> [What is required]: Find the word "this" in the material below and gather every line that contains it.

> [Task inputs]:

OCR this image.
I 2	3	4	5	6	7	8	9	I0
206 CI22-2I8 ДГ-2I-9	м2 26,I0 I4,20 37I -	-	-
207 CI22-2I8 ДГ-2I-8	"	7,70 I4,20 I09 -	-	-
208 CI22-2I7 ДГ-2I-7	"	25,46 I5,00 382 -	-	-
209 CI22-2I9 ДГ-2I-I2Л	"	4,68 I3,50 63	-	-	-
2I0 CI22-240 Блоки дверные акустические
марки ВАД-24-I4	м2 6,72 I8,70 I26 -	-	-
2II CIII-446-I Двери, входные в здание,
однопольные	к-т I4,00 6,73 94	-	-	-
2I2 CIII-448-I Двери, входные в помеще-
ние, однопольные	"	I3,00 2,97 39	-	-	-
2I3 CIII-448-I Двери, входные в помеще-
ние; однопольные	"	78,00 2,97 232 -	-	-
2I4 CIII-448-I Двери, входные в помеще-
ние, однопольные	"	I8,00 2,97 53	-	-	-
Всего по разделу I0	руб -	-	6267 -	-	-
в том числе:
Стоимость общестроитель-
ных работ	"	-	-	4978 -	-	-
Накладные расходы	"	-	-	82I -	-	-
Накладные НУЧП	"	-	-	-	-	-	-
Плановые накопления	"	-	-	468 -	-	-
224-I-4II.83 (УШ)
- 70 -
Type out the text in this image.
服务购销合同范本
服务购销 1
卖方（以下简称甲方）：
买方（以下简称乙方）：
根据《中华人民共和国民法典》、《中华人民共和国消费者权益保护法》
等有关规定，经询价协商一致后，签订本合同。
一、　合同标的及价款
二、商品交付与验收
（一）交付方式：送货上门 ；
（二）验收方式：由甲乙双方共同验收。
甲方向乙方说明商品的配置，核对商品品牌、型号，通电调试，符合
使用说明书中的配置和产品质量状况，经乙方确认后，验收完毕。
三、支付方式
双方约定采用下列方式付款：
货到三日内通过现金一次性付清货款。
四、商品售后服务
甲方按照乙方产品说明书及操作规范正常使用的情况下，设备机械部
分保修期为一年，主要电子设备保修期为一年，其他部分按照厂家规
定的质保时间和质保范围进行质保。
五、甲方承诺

> [Exercise solution]:
OCR this image.
Type out the text in this image.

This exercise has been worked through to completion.